Problem to work on → Copy every line, leaving nothing out and adding nothing.

Data listing →
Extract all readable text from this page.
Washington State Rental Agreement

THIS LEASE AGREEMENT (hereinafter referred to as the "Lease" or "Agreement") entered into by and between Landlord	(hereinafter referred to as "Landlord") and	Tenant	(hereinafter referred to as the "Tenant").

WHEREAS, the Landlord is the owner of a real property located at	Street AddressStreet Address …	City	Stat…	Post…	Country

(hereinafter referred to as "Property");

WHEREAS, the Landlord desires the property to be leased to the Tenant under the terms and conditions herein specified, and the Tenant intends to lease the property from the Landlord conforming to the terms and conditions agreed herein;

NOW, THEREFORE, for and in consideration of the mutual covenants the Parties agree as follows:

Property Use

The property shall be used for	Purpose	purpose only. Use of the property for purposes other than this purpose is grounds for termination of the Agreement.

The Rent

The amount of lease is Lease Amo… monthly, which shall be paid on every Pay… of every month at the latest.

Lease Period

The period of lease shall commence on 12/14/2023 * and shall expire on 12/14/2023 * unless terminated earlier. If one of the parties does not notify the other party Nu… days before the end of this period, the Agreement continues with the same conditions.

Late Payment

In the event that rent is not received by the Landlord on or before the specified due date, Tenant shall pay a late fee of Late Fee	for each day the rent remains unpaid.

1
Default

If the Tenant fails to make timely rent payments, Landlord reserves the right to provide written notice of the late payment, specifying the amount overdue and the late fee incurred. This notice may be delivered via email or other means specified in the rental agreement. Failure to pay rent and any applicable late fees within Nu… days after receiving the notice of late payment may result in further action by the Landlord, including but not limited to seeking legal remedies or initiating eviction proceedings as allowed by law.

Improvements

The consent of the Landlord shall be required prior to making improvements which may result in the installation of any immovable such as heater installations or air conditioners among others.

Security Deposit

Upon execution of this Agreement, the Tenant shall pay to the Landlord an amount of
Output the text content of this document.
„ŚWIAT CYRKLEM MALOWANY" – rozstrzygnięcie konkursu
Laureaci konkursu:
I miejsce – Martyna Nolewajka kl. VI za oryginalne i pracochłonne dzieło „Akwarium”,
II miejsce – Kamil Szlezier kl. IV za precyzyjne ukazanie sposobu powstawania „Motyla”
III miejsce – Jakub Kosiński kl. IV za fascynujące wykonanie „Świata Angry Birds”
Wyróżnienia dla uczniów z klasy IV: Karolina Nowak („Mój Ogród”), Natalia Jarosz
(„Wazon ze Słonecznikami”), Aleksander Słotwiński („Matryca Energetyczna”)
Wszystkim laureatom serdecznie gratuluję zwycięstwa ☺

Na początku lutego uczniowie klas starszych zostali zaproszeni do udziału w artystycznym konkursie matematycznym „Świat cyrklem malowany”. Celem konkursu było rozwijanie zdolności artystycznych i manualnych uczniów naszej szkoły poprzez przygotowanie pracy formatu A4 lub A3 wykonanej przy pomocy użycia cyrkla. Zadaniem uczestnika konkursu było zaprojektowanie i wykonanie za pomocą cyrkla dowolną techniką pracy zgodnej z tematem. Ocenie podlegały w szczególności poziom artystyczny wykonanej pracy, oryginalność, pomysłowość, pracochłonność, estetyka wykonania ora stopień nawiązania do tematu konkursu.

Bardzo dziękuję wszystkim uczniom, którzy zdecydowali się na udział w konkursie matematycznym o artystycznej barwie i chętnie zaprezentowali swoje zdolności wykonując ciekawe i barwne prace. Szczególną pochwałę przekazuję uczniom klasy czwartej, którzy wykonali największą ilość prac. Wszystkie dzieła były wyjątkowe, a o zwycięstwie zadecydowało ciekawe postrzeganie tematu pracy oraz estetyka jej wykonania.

The reply →
Extract all readable text from this page.
Washington State Rental Agreement

THIS LEASE AGREEMENT (hereinafter referred to as the "Lease" or "Agreement") entered into by and between Landlord	(hereinafter referred to as "Landlord") and	Tenant	(hereinafter referred to as the "Tenant").

WHEREAS, the Landlord is the owner of a real property located at	Street AddressStreet Address …	City	Stat…	Post…	Country

(hereinafter referred to as "Property");

WHEREAS, the Landlord desires the property to be leased to the Tenant under the terms and conditions herein specified, and the Tenant intends to lease the property from the Landlord conforming to the terms and conditions agreed herein;

NOW, THEREFORE, for and in consideration of the mutual covenants the Parties agree as follows:

Property Use

The property shall be used for	Purpose	purpose only. Use of the property for purposes other than this purpose is grounds for termination of the Agreement.

The Rent

The amount of lease is Lease Amo… monthly, which shall be paid on every Pay… of every month at the latest.

Lease Period

The period of lease shall commence on 12/14/2023 * and shall expire on 12/14/2023 * unless terminated earlier. If one of the parties does not notify the other party Nu… days before the end of this period, the Agreement continues with the same conditions.

Late Payment

In the event that rent is not received by the Landlord on or before the specified due date, Tenant shall pay a late fee of Late Fee	for each day the rent remains unpaid.

1
Default

If the Tenant fails to make timely rent payments, Landlord reserves the right to provide written notice of the late payment, specifying the amount overdue and the late fee incurred. This notice may be delivered via email or other means specified in the rental agreement. Failure to pay rent and any applicable late fees within Nu… days after receiving the notice of late payment may result in further action by the Landlord, including but not limited to seeking legal remedies or initiating eviction proceedings as allowed by law.

Improvements

The consent of the Landlord shall be required prior to making improvements which may result in the installation of any immovable such as heater installations or air conditioners among others.

Security Deposit

Upon execution of this Agreement, the Tenant shall pay to the Landlord an amount of
Output the text content of this document.
„ŚWIAT CYRKLEM MALOWANY" – rozstrzygnięcie konkursu
Laureaci konkursu:
I miejsce – Martyna Nolewajka kl. VI za oryginalne i pracochłonne dzieło „Akwarium”,
II miejsce – Kamil Szlezier kl. IV za precyzyjne ukazanie sposobu powstawania „Motyla”
III miejsce – Jakub Kosiński kl. IV za fascynujące wykonanie „Świata Angry Birds”
Wyróżnienia dla uczniów z klasy IV: Karolina Nowak („Mój Ogród”), Natalia Jarosz
(„Wazon ze Słonecznikami”), Aleksander Słotwiński („Matryca Energetyczna”)
Wszystkim laureatom serdecznie gratuluję zwycięstwa ☺

Na początku lutego uczniowie klas starszych zostali zaproszeni do udziału w artystycznym konkursie matematycznym „Świat cyrklem malowany”. Celem konkursu było rozwijanie zdolności artystycznych i manualnych uczniów naszej szkoły poprzez przygotowanie pracy formatu A4 lub A3 wykonanej przy pomocy użycia cyrkla. Zadaniem uczestnika konkursu było zaprojektowanie i wykonanie za pomocą cyrkla dowolną techniką pracy zgodnej z tematem. Ocenie podlegały w szczególności poziom artystyczny wykonanej pracy, oryginalność, pomysłowość, pracochłonność, estetyka wykonania ora stopień nawiązania do tematu konkursu.

Bardzo dziękuję wszystkim uczniom, którzy zdecydowali się na udział w konkursie matematycznym o artystycznej barwie i chętnie zaprezentowali swoje zdolności wykonując ciekawe i barwne prace. Szczególną pochwałę przekazuję uczniom klasy czwartej, którzy wykonali największą ilość prac. Wszystkie dzieła były wyjątkowe, a o zwycięstwie zadecydowało ciekawe postrzeganie tematu pracy oraz estetyka jej wykonania.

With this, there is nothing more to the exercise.